### Given task:
Print the listing below exactly.
+ + + + +
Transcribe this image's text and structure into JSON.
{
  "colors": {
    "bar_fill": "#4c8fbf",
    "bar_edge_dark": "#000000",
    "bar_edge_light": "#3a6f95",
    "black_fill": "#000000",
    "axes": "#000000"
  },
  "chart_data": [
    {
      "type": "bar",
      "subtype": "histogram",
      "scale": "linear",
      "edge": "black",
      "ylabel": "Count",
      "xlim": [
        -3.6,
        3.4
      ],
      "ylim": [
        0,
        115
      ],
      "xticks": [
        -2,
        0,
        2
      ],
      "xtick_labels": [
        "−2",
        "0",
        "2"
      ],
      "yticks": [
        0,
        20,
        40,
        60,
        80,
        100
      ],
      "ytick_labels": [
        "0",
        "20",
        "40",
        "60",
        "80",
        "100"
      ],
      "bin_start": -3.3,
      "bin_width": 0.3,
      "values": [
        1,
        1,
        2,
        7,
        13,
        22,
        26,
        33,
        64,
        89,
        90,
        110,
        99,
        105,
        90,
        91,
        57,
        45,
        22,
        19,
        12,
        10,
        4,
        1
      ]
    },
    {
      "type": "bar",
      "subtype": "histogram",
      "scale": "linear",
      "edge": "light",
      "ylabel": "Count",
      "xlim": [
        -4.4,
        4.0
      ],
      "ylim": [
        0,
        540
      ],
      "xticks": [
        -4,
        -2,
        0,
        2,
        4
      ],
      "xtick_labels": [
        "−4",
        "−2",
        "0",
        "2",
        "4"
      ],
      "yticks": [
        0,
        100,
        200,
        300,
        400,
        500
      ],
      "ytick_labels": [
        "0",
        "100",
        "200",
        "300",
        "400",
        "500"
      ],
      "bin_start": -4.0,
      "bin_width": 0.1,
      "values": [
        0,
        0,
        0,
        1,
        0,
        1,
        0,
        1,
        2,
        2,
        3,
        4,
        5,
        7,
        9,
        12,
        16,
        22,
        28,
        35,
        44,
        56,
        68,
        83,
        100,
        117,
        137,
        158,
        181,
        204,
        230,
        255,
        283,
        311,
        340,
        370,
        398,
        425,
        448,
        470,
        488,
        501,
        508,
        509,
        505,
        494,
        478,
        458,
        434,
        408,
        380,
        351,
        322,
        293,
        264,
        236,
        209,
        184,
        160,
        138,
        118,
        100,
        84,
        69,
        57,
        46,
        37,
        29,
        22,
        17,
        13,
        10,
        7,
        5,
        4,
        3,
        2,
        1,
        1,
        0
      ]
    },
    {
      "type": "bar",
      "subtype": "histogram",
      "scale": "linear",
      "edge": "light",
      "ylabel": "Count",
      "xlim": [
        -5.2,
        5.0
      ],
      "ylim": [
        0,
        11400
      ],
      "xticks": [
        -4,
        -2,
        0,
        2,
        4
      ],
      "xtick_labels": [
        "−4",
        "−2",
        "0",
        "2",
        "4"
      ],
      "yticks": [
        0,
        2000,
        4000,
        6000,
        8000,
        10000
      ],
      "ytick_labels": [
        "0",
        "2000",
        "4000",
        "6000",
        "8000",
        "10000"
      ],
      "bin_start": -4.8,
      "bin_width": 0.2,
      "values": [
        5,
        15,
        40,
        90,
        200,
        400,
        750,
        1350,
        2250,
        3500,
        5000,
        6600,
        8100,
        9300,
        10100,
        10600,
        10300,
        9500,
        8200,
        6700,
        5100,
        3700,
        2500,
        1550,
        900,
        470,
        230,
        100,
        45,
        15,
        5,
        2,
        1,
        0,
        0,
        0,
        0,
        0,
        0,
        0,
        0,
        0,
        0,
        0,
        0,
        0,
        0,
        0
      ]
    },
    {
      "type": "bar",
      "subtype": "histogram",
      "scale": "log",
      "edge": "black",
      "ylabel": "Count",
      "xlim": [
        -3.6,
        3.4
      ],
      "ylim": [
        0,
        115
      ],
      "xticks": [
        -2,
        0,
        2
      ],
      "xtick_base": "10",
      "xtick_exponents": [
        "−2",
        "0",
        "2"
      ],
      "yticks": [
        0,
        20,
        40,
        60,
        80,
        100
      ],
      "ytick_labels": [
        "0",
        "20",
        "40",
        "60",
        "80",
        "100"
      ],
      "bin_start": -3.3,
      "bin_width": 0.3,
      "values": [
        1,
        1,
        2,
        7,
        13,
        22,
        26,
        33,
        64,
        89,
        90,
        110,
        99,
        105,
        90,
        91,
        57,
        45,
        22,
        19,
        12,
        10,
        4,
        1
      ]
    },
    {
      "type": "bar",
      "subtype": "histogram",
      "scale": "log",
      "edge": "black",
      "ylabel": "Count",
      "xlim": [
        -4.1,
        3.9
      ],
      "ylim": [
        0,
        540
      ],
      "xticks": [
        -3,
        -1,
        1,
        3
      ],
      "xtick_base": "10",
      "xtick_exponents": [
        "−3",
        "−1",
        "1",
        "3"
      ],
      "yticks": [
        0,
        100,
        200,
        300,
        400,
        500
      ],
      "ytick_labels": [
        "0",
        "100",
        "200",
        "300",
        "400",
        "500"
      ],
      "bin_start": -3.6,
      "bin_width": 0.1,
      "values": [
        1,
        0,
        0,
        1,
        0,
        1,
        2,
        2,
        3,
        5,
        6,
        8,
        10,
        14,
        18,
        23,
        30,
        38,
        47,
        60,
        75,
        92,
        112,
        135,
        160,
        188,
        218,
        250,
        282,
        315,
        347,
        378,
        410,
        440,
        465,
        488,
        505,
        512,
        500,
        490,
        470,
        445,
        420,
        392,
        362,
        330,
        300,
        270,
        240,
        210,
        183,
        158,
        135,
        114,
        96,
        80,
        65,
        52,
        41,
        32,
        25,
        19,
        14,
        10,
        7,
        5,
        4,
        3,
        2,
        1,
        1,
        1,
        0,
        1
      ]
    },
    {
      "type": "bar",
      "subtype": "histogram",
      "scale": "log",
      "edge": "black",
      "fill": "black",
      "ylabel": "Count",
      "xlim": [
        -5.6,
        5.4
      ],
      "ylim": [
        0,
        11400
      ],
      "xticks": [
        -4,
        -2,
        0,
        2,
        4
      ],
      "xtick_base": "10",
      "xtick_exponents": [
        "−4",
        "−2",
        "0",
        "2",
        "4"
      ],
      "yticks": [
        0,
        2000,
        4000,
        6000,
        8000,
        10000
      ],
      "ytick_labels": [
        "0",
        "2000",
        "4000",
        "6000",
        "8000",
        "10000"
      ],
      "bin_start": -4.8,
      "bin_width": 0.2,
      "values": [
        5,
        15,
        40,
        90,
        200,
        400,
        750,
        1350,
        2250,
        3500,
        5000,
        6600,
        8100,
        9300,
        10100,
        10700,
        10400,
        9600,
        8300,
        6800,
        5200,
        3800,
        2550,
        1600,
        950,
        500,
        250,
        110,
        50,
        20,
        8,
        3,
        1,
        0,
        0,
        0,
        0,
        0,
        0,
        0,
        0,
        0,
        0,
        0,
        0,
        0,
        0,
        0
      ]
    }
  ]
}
+ + + + +
### Result for this task:
Transcribe this image's text and structure into JSON.
{
  "colors": {
    "bar_fill": "#4c8fbf",
    "bar_edge_dark": "#000000",
    "bar_edge_light": "#3a6f95",
    "black_fill": "#000000",
    "axes": "#000000"
  },
  "chart_data": [
    {
      "type": "bar",
      "subtype": "histogram",
      "scale": "linear",
      "edge": "black",
      "ylabel": "Count",
      "xlim": [
        -3.6,
        3.4
      ],
      "ylim": [
        0,
        115
      ],
      "xticks": [
        -2,
        0,
        2
      ],
      "xtick_labels": [
        "−2",
        "0",
        "2"
      ],
      "yticks": [
        0,
        20,
        40,
        60,
        80,
        100
      ],
      "ytick_labels": [
        "0",
        "20",
        "40",
        "60",
        "80",
        "100"
      ],
      "bin_start": -3.3,
      "bin_width": 0.3,
      "values": [
        1,
        1,
        2,
        7,
        13,
        22,
        26,
        33,
        64,
        89,
        90,
        110,
        99,
        105,
        90,
        91,
        57,
        45,
        22,
        19,
        12,
        10,
        4,
        1
      ]
    },
    {
      "type": "bar",
      "subtype": "histogram",
      "scale": "linear",
      "edge": "light",
      "ylabel": "Count",
      "xlim": [
        -4.4,
        4.0
      ],
      "ylim": [
        0,
        540
      ],
      "xticks": [
        -4,
        -2,
        0,
        2,
        4
      ],
      "xtick_labels": [
        "−4",
        "−2",
        "0",
        "2",
        "4"
      ],
      "yticks": [
        0,
        100,
        200,
        300,
        400,
        500
      ],
      "ytick_labels": [
        "0",
        "100",
        "200",
        "300",
        "400",
        "500"
      ],
      "bin_start": -4.0,
      "bin_width": 0.1,
      "values": [
        0,
        0,
        0,
        1,
        0,
        1,
        0,
        1,
        2,
        2,
        3,
        4,
        5,
        7,
        9,
        12,
        16,
        22,
        28,
        35,
        44,
        56,
        68,
        83,
        100,
        117,
        137,
        158,
        181,
        204,
        230,
        255,
        283,
        311,
        340,
        370,
        398,
        425,
        448,
        470,
        488,
        501,
        508,
        509,
        505,
        494,
        478,
        458,
        434,
        408,
        380,
        351,
        322,
        293,
        264,
        236,
        209,
        184,
        160,
        138,
        118,
        100,
        84,
        69,
        57,
        46,
        37,
        29,
        22,
        17,
        13,
        10,
        7,
        5,
        4,
        3,
        2,
        1,
        1,
        0
      ]
    },
    {
      "type": "bar",
      "subtype": "histogram",
      "scale": "linear",
      "edge": "light",
      "ylabel": "Count",
      "xlim": [
        -5.2,
        5.0
      ],
      "ylim": [
        0,
        11400
      ],
      "xticks": [
        -4,
        -2,
        0,
        2,
        4
      ],
      "xtick_labels": [
        "−4",
        "−2",
        "0",
        "2",
        "4"
      ],
      "yticks": [
        0,
        2000,
        4000,
        6000,
        8000,
        10000
      ],
      "ytick_labels": [
        "0",
        "2000",
        "4000",
        "6000",
        "8000",
        "10000"
      ],
      "bin_start": -4.8,
      "bin_width": 0.2,
      "values": [
        5,
        15,
        40,
        90,
        200,
        400,
        750,
        1350,
        2250,
        3500,
        5000,
        6600,
        8100,
        9300,
        10100,
        10600,
        10300,
        9500,
        8200,
        6700,
        5100,
        3700,
        2500,
        1550,
        900,
        470,
        230,
        100,
        45,
        15,
        5,
        2,
        1,
        0,
        0,
        0,
        0,
        0,
        0,
        0,
        0,
        0,
        0,
        0,
        0,
        0,
        0,
        0
      ]
    },
    {
      "type": "bar",
      "subtype": "histogram",
      "scale": "log",
      "edge": "black",
      "ylabel": "Count",
      "xlim": [
        -3.6,
        3.4
      ],
      "ylim": [
        0,
        115
      ],
      "xticks": [
        -2,
        0,
        2
      ],
      "xtick_base": "10",
      "xtick_exponents": [
        "−2",
        "0",
        "2"
      ],
      "yticks": [
        0,
        20,
        40,
        60,
        80,
        100
      ],
      "ytick_labels": [
        "0",
        "20",
        "40",
        "60",
        "80",
        "100"
      ],
      "bin_start": -3.3,
      "bin_width": 0.3,
      "values": [
        1,
        1,
        2,
        7,
        13,
        22,
        26,
        33,
        64,
        89,
        90,
        110,
        99,
        105,
        90,
        91,
        57,
        45,
        22,
        19,
        12,
        10,
        4,
        1
      ]
    },
    {
      "type": "bar",
      "subtype": "histogram",
      "scale": "log",
      "edge": "black",
      "ylabel": "Count",
      "xlim": [
        -4.1,
        3.9
      ],
      "ylim": [
        0,
        540
      ],
      "xticks": [
        -3,
        -1,
        1,
        3
      ],
      "xtick_base": "10",
      "xtick_exponents": [
        "−3",
        "−1",
        "1",
        "3"
      ],
      "yticks": [
        0,
        100,
        200,
        300,
        400,
        500
      ],
      "ytick_labels": [
        "0",
        "100",
        "200",
        "300",
        "400",
        "500"
      ],
      "bin_start": -3.6,
      "bin_width": 0.1,
      "values": [
        1,
        0,
        0,
        1,
        0,
        1,
        2,
        2,
        3,
        5,
        6,
        8,
        10,
        14,
        18,
        23,
        30,
        38,
        47,
        60,
        75,
        92,
        112,
        135,
        160,
        188,
        218,
        250,
        282,
        315,
        347,
        378,
        410,
        440,
        465,
        488,
        505,
        512,
        500,
        490,
        470,
        445,
        420,
        392,
        362,
        330,
        300,
        270,
        240,
        210,
        183,
        158,
        135,
        114,
        96,
        80,
        65,
        52,
        41,
        32,
        25,
        19,
        14,
        10,
        7,
        5,
        4,
        3,
        2,
        1,
        1,
        1,
        0,
        1
      ]
    },
    {
      "type": "bar",
      "subtype": "histogram",
      "scale": "log",
      "edge": "black",
      "fill": "black",
      "ylabel": "Count",
      "xlim": [
        -5.6,
        5.4
      ],
      "ylim": [
        0,
        11400
      ],
      "xticks": [
        -4,
        -2,
        0,
        2,
        4
      ],
      "xtick_base": "10",
      "xtick_exponents": [
        "−4",
        "−2",
        "0",
        "2",
        "4"
      ],
      "yticks": [
        0,
        2000,
        4000,
        6000,
        8000,
        10000
      ],
      "ytick_labels": [
        "0",
        "2000",
        "4000",
        "6000",
        "8000",
        "10000"
      ],
      "bin_start": -4.8,
      "bin_width": 0.2,
      "values": [
        5,
        15,
        40,
        90,
        200,
        400,
        750,
        1350,
        2250,
        3500,
        5000,
        6600,
        8100,
        9300,
        10100,
        10700,
        10400,
        9600,
        8300,
        6800,
        5200,
        3800,
        2550,
        1600,
        950,
        500,
        250,
        110,
        50,
        20,
        8,
        3,
        1,
        0,
        0,
        0,
        0,
        0,
        0,
        0,
        0,
        0,
        0,
        0,
        0,
        0,
        0,
        0
      ]
    }
  ]
}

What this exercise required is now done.